Data extracted from a collection

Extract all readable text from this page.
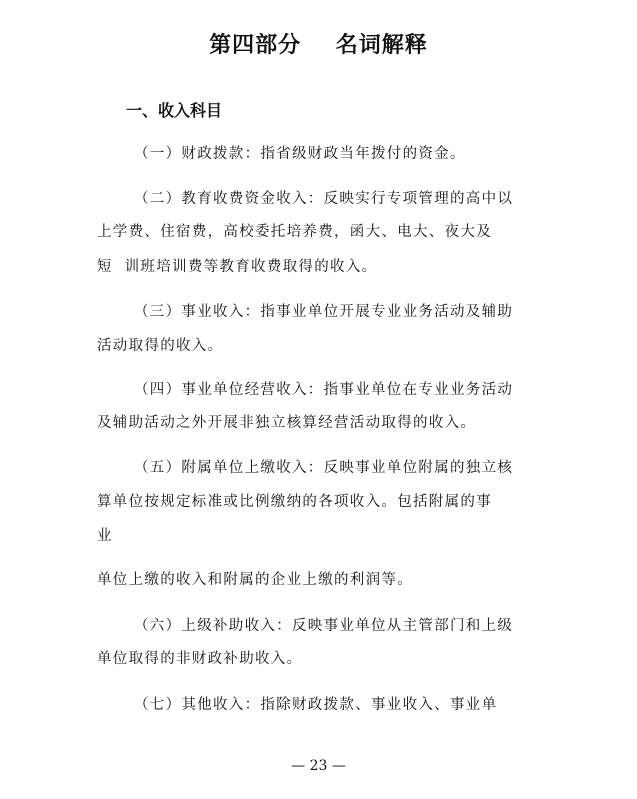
第四部分    名词解释
一、收入科目
（一）财政拨款：指省级财政当年拨付的资金。
（二）教育收费资金收入：反映实行专项管理的高中以
上学费、住宿费，高校委托培养费，函大、电大、夜大及
短  训班培训费等教育收费取得的收入。
（三）事业收入：指事业单位开展专业业务活动及辅助
活动取得的收入。
（四）事业单位经营收入：指事业单位在专业业务活动
及辅助活动之外开展非独立核算经营活动取得的收入。
（五）附属单位上缴收入：反映事业单位附属的独立核
算单位按规定标准或比例缴纳的各项收入。包括附属的事
业
单位上缴的收入和附属的企业上缴的利润等。
（六）上级补助收入：反映事业单位从主管部门和上级
单位取得的非财政补助收入。
（七）其他收入：指除财政拨款、事业收入、事业单
— 23 —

*Exercise directions*: Set the pictures aside and transcribe the data above exactly.

*Task result*:
Extract all readable text from this page.
第四部分    名词解释
一、收入科目
（一）财政拨款：指省级财政当年拨付的资金。
（二）教育收费资金收入：反映实行专项管理的高中以
上学费、住宿费，高校委托培养费，函大、电大、夜大及
短  训班培训费等教育收费取得的收入。
（三）事业收入：指事业单位开展专业业务活动及辅助
活动取得的收入。
（四）事业单位经营收入：指事业单位在专业业务活动
及辅助活动之外开展非独立核算经营活动取得的收入。
（五）附属单位上缴收入：反映事业单位附属的独立核
算单位按规定标准或比例缴纳的各项收入。包括附属的事
业
单位上缴的收入和附属的企业上缴的利润等。
（六）上级补助收入：反映事业单位从主管部门和上级
单位取得的非财政补助收入。
（七）其他收入：指除财政拨款、事业收入、事业单
— 23 —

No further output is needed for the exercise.